• [RECORDS FOR THIS TASK]
◇ ◇ ◇ ◇
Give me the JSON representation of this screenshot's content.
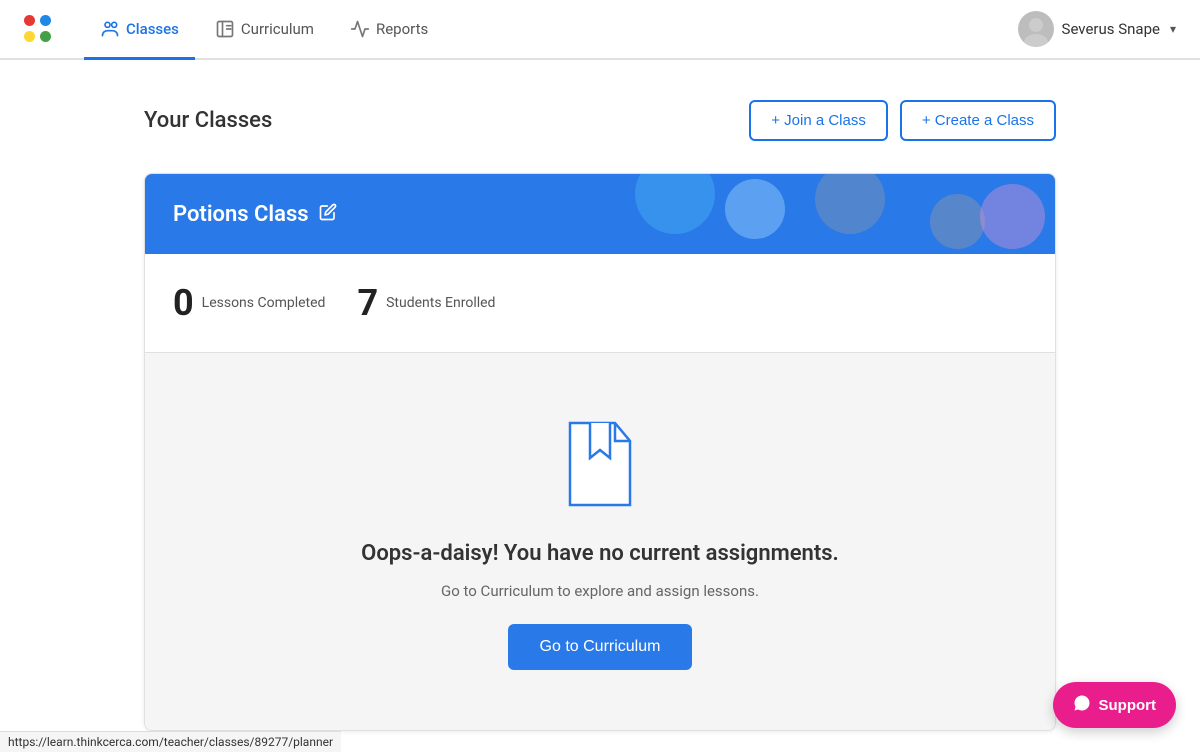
{
  "app": {
    "logo_alt": "App Logo"
  },
  "navbar": {
    "items": [
      {
        "id": "classes",
        "label": "Classes",
        "active": true,
        "icon": "classes-icon"
      },
      {
        "id": "curriculum",
        "label": "Curriculum",
        "active": false,
        "icon": "curriculum-icon"
      },
      {
        "id": "reports",
        "label": "Reports",
        "active": false,
        "icon": "reports-icon"
      }
    ],
    "user": {
      "name": "Severus Snape",
      "chevron": "▾"
    }
  },
  "page": {
    "title": "Your Classes",
    "join_button": "+ Join a Class",
    "create_button": "+ Create a Class"
  },
  "class_card": {
    "title": "Potions Class",
    "stats": {
      "lessons_completed_count": "0",
      "lessons_completed_label": "Lessons Completed",
      "students_enrolled_count": "7",
      "students_enrolled_label": "Students Enrolled"
    },
    "empty_state": {
      "title": "Oops-a-daisy! You have no current assignments.",
      "subtitle": "Go to Curriculum to explore and assign lessons.",
      "cta_button": "Go to Curriculum"
    }
  },
  "support": {
    "label": "Support"
  },
  "status_bar": {
    "url": "https://learn.thinkcerca.com/teacher/classes/89277/planner"
  }
}
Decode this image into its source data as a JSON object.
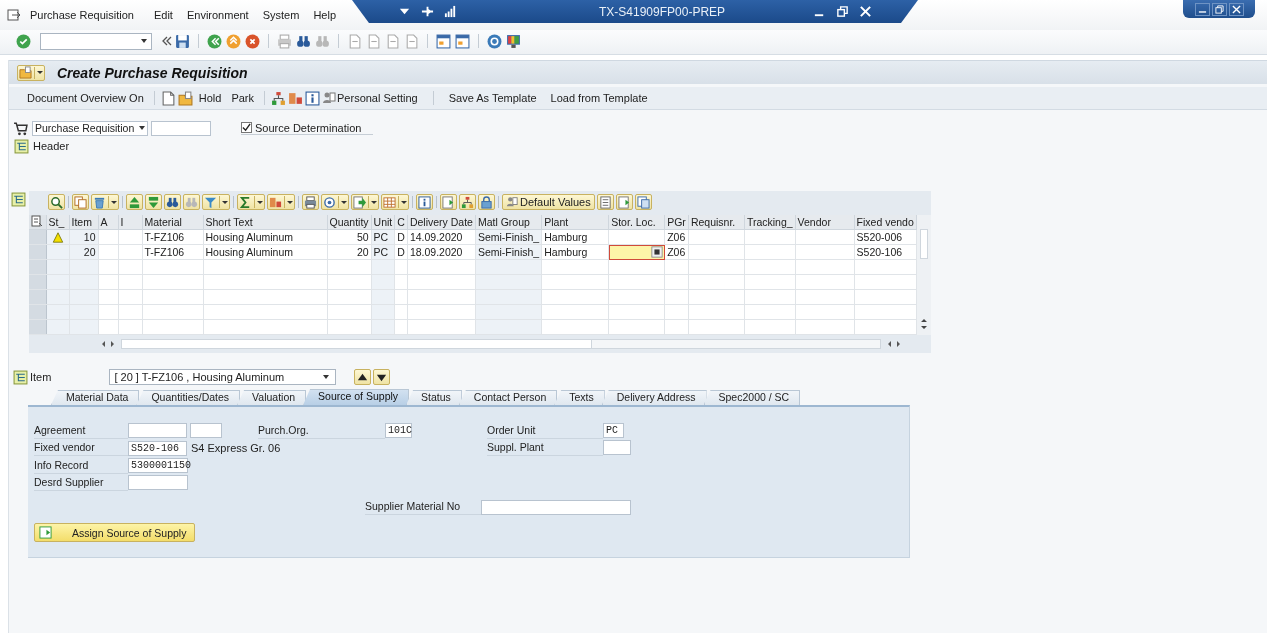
{
  "menu": [
    "Purchase Requisition",
    "Edit",
    "Environment",
    "System",
    "Help"
  ],
  "window": {
    "title": "TX-S41909FP00-PREP"
  },
  "screen_title": "Create Purchase Requisition",
  "app_toolbar": [
    "Document Overview On",
    "Hold",
    "Park",
    "Personal Setting",
    "Save As Template",
    "Load from Template"
  ],
  "document_type": {
    "value": "Purchase Requisition"
  },
  "source_determination": {
    "label": "Source Determination",
    "checked": true
  },
  "header": {
    "label": "Header"
  },
  "grid": {
    "default_values_button": "Default Values",
    "columns": [
      "St_",
      "Item",
      "A",
      "I",
      "Material",
      "Short Text",
      "Quantity",
      "Unit",
      "C",
      "Delivery Date",
      "Matl Group",
      "Plant",
      "Stor. Loc.",
      "PGr",
      "Requisnr.",
      "Tracking_",
      "Vendor",
      "Fixed vendo"
    ],
    "rows": [
      {
        "warning": true,
        "stor_loc_focused": false,
        "cells": {
          "item": "10",
          "material": "T-FZ106",
          "short_text": "Housing Aluminum",
          "quantity": "50",
          "unit": "PC",
          "c": "D",
          "delivery_date": "14.09.2020",
          "matl_group": "Semi-Finish_",
          "plant": "Hamburg",
          "pgr": "Z06",
          "fixed_vendor": "S520-006"
        }
      },
      {
        "warning": false,
        "stor_loc_focused": true,
        "cells": {
          "item": "20",
          "material": "T-FZ106",
          "short_text": "Housing Aluminum",
          "quantity": "20",
          "unit": "PC",
          "c": "D",
          "delivery_date": "18.09.2020",
          "matl_group": "Semi-Finish_",
          "plant": "Hamburg",
          "pgr": "Z06",
          "fixed_vendor": "S520-106"
        }
      }
    ]
  },
  "item_selector": {
    "label": "Item",
    "value": "[ 20 ] T-FZ106 , Housing Aluminum"
  },
  "tabs": [
    {
      "label": "Material Data",
      "selected": false
    },
    {
      "label": "Quantities/Dates",
      "selected": false
    },
    {
      "label": "Valuation",
      "selected": false
    },
    {
      "label": "Source of Supply",
      "selected": true
    },
    {
      "label": "Status",
      "selected": false
    },
    {
      "label": "Contact Person",
      "selected": false
    },
    {
      "label": "Texts",
      "selected": false
    },
    {
      "label": "Delivery Address",
      "selected": false
    },
    {
      "label": "Spec2000 / SC",
      "selected": false
    }
  ],
  "source_of_supply": {
    "agreement": {
      "label": "Agreement"
    },
    "fixed_vendor": {
      "label": "Fixed vendor",
      "value": "S520-106",
      "description": "S4 Express Gr. 06"
    },
    "info_record": {
      "label": "Info Record",
      "value": "5300001150"
    },
    "desired_supplier": {
      "label": "Desrd Supplier"
    },
    "purch_org": {
      "label": "Purch.Org.",
      "value": "101C"
    },
    "order_unit": {
      "label": "Order Unit",
      "value": "PC"
    },
    "supplying_plant": {
      "label": "Suppl. Plant"
    },
    "supplier_material_no": {
      "label": "Supplier Material No"
    },
    "assign_button": "Assign Source of Supply"
  }
}
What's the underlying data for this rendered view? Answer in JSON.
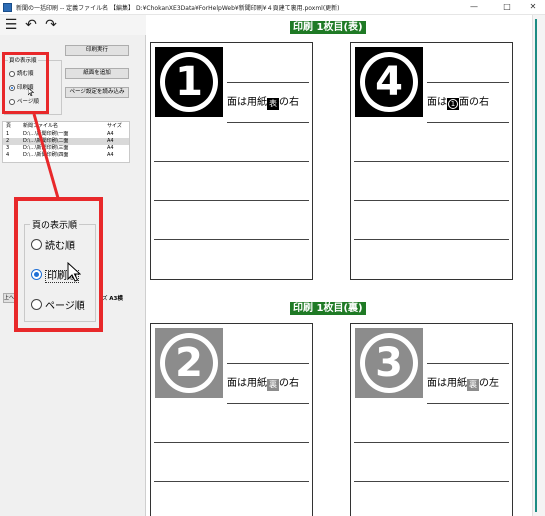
{
  "window": {
    "title": "新聞の一括印刷 -- 定義ファイル名 【編集】 D:¥ChokanXE3Data¥ForHelpWeb¥新聞印刷¥４頁建て裏用.poxml(更新)",
    "minimize_glyph": "—",
    "maximize_glyph": "□",
    "close_glyph": "✕"
  },
  "toolbar": {
    "menu_glyph": "☰",
    "undo_glyph": "↶",
    "redo_glyph": "↷"
  },
  "left_panel": {
    "order_group": {
      "legend": "頁の表示順",
      "options": [
        "読む順",
        "印刷順",
        "ページ順"
      ],
      "selected_index": 1
    },
    "buttons": {
      "print": "印刷実行",
      "add_paper": "紙面を追加",
      "load_page_settings": "ページ設定を読み込み"
    },
    "file_list": {
      "headers": [
        "頁",
        "新聞ファイル名",
        "サイズ"
      ],
      "rows": [
        {
          "page": "1",
          "file": "D:\\...\\新聞印刷\\一面",
          "size": "A4"
        },
        {
          "page": "2",
          "file": "D:\\...\\新聞印刷\\二面",
          "size": "A4"
        },
        {
          "page": "3",
          "file": "D:\\...\\新聞印刷\\三面",
          "size": "A4"
        },
        {
          "page": "4",
          "file": "D:\\...\\新聞印刷\\四面",
          "size": "A4"
        }
      ],
      "selected_row": 1
    },
    "bottom_button": "上へ",
    "size_label": "ズ",
    "size_value": "A3横"
  },
  "callout": {
    "legend": "頁の表示順",
    "options": [
      "読む順",
      "印刷順",
      "ページ順"
    ],
    "selected_index": 1
  },
  "preview": {
    "sheets": [
      {
        "label": "印刷 1枚目(表)",
        "pages": [
          {
            "number": "1",
            "style": "black",
            "text_before": "面は用紙",
            "mark": "表",
            "text_after": "の右"
          },
          {
            "number": "4",
            "style": "black",
            "text_before": "面は",
            "mark": "1",
            "text_after": "面の右"
          }
        ]
      },
      {
        "label": "印刷 1枚目(裏)",
        "pages": [
          {
            "number": "2",
            "style": "gray",
            "text_before": "面は用紙",
            "mark": "裏",
            "text_after": "の右"
          },
          {
            "number": "3",
            "style": "gray",
            "text_before": "面は用紙",
            "mark": "裏",
            "text_after": "の左"
          }
        ]
      }
    ]
  }
}
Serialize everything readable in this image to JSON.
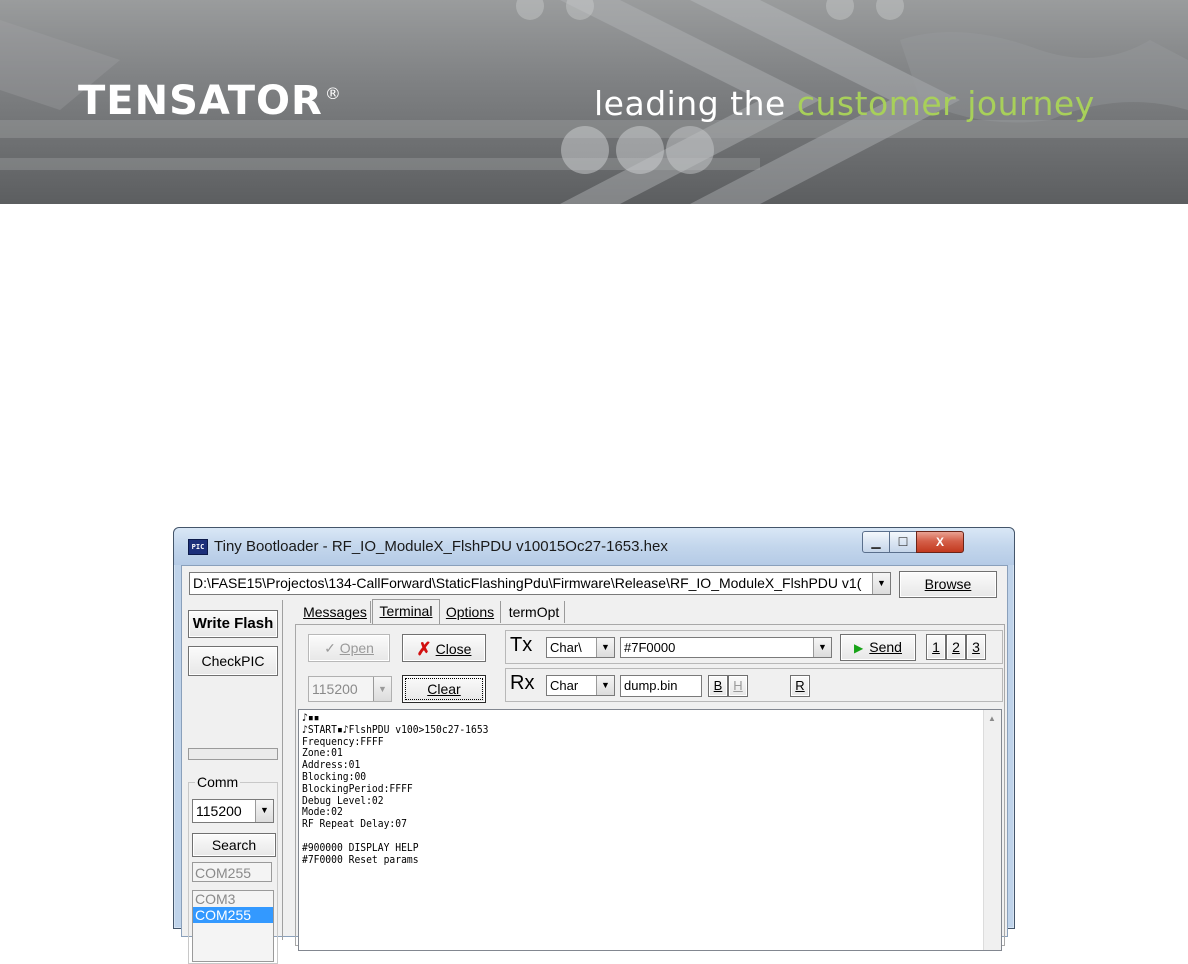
{
  "banner": {
    "logo": "TENSATOR",
    "registered_mark": "®",
    "tagline_part1": "leading the",
    "tagline_part2": "customer journey",
    "accent_color": "#a8d05a"
  },
  "window": {
    "icon_text": "PIC",
    "title": "Tiny Bootloader - RF_IO_ModuleX_FlshPDU v10015Oc27-1653.hex",
    "min_glyph": "▁",
    "max_glyph": "☐",
    "close_glyph": "X",
    "path_value": "D:\\FASE15\\Projectos\\134-CallForward\\StaticFlashingPdu\\Firmware\\Release\\RF_IO_ModuleX_FlshPDU v1(",
    "browse_label": "Browse",
    "dropdown_glyph": "▼"
  },
  "left_panel": {
    "write_flash": "Write Flash",
    "checkpic": "CheckPIC",
    "comm_label": "Comm",
    "baud": "115200",
    "search": "Search",
    "com_field": "COM255",
    "com_list": [
      "COM3",
      "COM255"
    ],
    "selected_com": "COM255"
  },
  "tabs": [
    "Messages",
    "Terminal",
    "Options",
    "termOpt"
  ],
  "active_tab": "Terminal",
  "terminal": {
    "open_label": "Open",
    "close_label": "Close",
    "rate": "115200",
    "clear_label": "Clear",
    "tx_label": "Tx",
    "tx_mode": "Char\\",
    "tx_value": "#7F0000",
    "send_label": "Send",
    "num_buttons": [
      "1",
      "2",
      "3"
    ],
    "rx_label": "Rx",
    "rx_mode": "Char",
    "rx_file": "dump.bin",
    "b_label": "B",
    "h_label": "H",
    "r_label": "R",
    "output": "♪▪▪\n♪START▪♪FlshPDU v100>150c27-1653\nFrequency:FFFF\nZone:01\nAddress:01\nBlocking:00\nBlockingPeriod:FFFF\nDebug Level:02\nMode:02\nRF Repeat Delay:07\n\n#900000 DISPLAY HELP\n#7F0000 Reset params"
  }
}
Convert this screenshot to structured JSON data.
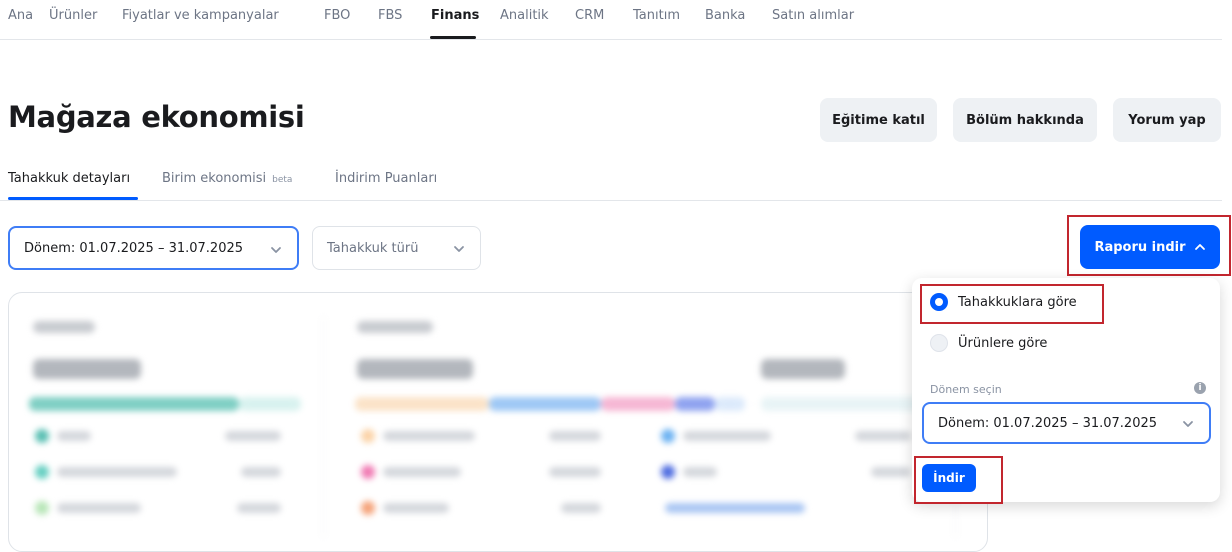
{
  "nav": {
    "items": [
      {
        "label": "Ana"
      },
      {
        "label": "Ürünler"
      },
      {
        "label": "Fiyatlar ve kampanyalar"
      },
      {
        "label": "FBO"
      },
      {
        "label": "FBS"
      },
      {
        "label": "Finans",
        "active": true
      },
      {
        "label": "Analitik"
      },
      {
        "label": "CRM"
      },
      {
        "label": "Tanıtım"
      },
      {
        "label": "Banka"
      },
      {
        "label": "Satın alımlar"
      }
    ]
  },
  "page": {
    "title": "Mağaza ekonomisi"
  },
  "header_buttons": {
    "training": "Eğitime katıl",
    "about": "Bölüm hakkında",
    "feedback": "Yorum yap"
  },
  "subtabs": {
    "accrual_details": "Tahakkuk detayları",
    "unit_economics": "Birim ekonomisi",
    "beta_badge": "beta",
    "discount_points": "İndirim Puanları"
  },
  "filters": {
    "period": "Dönem: 01.07.2025 – 31.07.2025",
    "accrual_type": "Tahakkuk türü"
  },
  "report": {
    "download_button": "Raporu indir",
    "options": [
      {
        "label": "Tahakkuklara göre",
        "selected": true
      },
      {
        "label": "Ürünlere göre",
        "selected": false
      }
    ],
    "period_label": "Dönem seçin",
    "period_value": "Dönem: 01.07.2025 – 31.07.2025",
    "submit_button": "İndir"
  },
  "colors": {
    "accent": "#005bff",
    "highlight_box": "#c2262e"
  }
}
◇ ◇ ◇ ◇
• [TASK DIRECTIONS]
Show, from the material above, each line that includes the string "新聞印刷".

• [REPLY]
    "title": "新聞の一括印刷 -- 定義ファイル名 【編集】 D:¥ChokanXE3Data¥ForHelpWeb¥新聞印刷¥４頁建て裏用.poxml(更新)",
          "file": "D:\\...\\新聞印刷\\一面",
          "file": "D:\\...\\新聞印刷\\二面",
          "file": "D:\\...\\新聞印刷\\三面",
          "file": "D:\\...\\新聞印刷\\四面",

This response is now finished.